(DIRECTIONS FOR THIS TASK): Return each entry exactly, omitting nothing.

(ITEMS):

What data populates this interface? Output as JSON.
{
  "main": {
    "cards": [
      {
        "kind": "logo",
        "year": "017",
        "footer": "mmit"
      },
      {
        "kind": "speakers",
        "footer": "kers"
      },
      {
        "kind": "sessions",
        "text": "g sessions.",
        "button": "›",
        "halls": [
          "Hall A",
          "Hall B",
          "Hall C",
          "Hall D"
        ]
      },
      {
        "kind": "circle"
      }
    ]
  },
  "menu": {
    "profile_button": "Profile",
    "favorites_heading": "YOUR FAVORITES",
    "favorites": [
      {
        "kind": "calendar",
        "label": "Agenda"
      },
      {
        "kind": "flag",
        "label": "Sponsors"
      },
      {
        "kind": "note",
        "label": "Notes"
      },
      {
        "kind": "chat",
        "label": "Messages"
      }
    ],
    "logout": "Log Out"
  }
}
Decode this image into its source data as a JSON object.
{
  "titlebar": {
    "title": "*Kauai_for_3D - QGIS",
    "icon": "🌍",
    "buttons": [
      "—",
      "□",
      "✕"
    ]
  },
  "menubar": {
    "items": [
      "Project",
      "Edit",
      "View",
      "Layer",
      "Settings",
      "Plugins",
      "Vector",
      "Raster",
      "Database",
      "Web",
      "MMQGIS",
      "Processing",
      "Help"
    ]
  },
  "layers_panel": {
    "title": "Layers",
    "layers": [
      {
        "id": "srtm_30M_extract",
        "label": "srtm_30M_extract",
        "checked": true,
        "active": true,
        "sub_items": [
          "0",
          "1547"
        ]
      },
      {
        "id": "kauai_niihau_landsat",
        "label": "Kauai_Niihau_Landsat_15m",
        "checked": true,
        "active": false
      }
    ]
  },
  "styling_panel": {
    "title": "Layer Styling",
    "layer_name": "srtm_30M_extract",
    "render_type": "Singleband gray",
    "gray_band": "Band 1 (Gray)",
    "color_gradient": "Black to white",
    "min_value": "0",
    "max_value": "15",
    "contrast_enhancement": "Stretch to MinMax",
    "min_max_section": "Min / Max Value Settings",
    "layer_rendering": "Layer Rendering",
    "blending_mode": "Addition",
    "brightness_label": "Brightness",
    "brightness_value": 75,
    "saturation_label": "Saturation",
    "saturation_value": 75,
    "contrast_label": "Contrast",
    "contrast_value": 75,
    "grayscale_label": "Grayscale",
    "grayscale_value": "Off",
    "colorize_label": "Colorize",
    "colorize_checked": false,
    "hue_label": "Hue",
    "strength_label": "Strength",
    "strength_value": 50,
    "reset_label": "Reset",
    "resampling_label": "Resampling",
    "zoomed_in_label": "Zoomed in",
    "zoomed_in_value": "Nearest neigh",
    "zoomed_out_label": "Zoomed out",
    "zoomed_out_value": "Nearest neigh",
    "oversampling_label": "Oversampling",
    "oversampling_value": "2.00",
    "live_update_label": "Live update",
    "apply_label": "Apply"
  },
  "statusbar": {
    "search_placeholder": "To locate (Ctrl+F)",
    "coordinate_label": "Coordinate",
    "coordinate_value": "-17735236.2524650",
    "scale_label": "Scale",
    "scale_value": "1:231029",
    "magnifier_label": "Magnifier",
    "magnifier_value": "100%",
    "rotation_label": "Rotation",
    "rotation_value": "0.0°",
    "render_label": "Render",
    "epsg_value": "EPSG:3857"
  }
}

(THE RESULT):
What data populates this interface? Output as JSON.
{
  "main": {
    "cards": [
      {
        "kind": "logo",
        "year": "017",
        "footer": "mmit"
      },
      {
        "kind": "speakers",
        "footer": "kers"
      },
      {
        "kind": "sessions",
        "text": "g sessions.",
        "button": "›",
        "halls": [
          "Hall A",
          "Hall B",
          "Hall C",
          "Hall D"
        ]
      },
      {
        "kind": "circle"
      }
    ]
  },
  "menu": {
    "profile_button": "Profile",
    "favorites_heading": "YOUR FAVORITES",
    "favorites": [
      {
        "kind": "calendar",
        "label": "Agenda"
      },
      {
        "kind": "flag",
        "label": "Sponsors"
      },
      {
        "kind": "note",
        "label": "Notes"
      },
      {
        "kind": "chat",
        "label": "Messages"
      }
    ],
    "logout": "Log Out"
  }
}
Decode this image into its source data as a JSON object.
{
  "titlebar": {
    "title": "*Kauai_for_3D - QGIS",
    "icon": "🌍",
    "buttons": [
      "—",
      "□",
      "✕"
    ]
  },
  "menubar": {
    "items": [
      "Project",
      "Edit",
      "View",
      "Layer",
      "Settings",
      "Plugins",
      "Vector",
      "Raster",
      "Database",
      "Web",
      "MMQGIS",
      "Processing",
      "Help"
    ]
  },
  "layers_panel": {
    "title": "Layers",
    "layers": [
      {
        "id": "srtm_30M_extract",
        "label": "srtm_30M_extract",
        "checked": true,
        "active": true,
        "sub_items": [
          "0",
          "1547"
        ]
      },
      {
        "id": "kauai_niihau_landsat",
        "label": "Kauai_Niihau_Landsat_15m",
        "checked": true,
        "active": false
      }
    ]
  },
  "styling_panel": {
    "title": "Layer Styling",
    "layer_name": "srtm_30M_extract",
    "render_type": "Singleband gray",
    "gray_band": "Band 1 (Gray)",
    "color_gradient": "Black to white",
    "min_value": "0",
    "max_value": "15",
    "contrast_enhancement": "Stretch to MinMax",
    "min_max_section": "Min / Max Value Settings",
    "layer_rendering": "Layer Rendering",
    "blending_mode": "Addition",
    "brightness_label": "Brightness",
    "brightness_value": 75,
    "saturation_label": "Saturation",
    "saturation_value": 75,
    "contrast_label": "Contrast",
    "contrast_value": 75,
    "grayscale_label": "Grayscale",
    "grayscale_value": "Off",
    "colorize_label": "Colorize",
    "colorize_checked": false,
    "hue_label": "Hue",
    "strength_label": "Strength",
    "strength_value": 50,
    "reset_label": "Reset",
    "resampling_label": "Resampling",
    "zoomed_in_label": "Zoomed in",
    "zoomed_in_value": "Nearest neigh",
    "zoomed_out_label": "Zoomed out",
    "zoomed_out_value": "Nearest neigh",
    "oversampling_label": "Oversampling",
    "oversampling_value": "2.00",
    "live_update_label": "Live update",
    "apply_label": "Apply"
  },
  "statusbar": {
    "search_placeholder": "To locate (Ctrl+F)",
    "coordinate_label": "Coordinate",
    "coordinate_value": "-17735236.2524650",
    "scale_label": "Scale",
    "scale_value": "1:231029",
    "magnifier_label": "Magnifier",
    "magnifier_value": "100%",
    "rotation_label": "Rotation",
    "rotation_value": "0.0°",
    "render_label": "Render",
    "epsg_value": "EPSG:3857"
  }
}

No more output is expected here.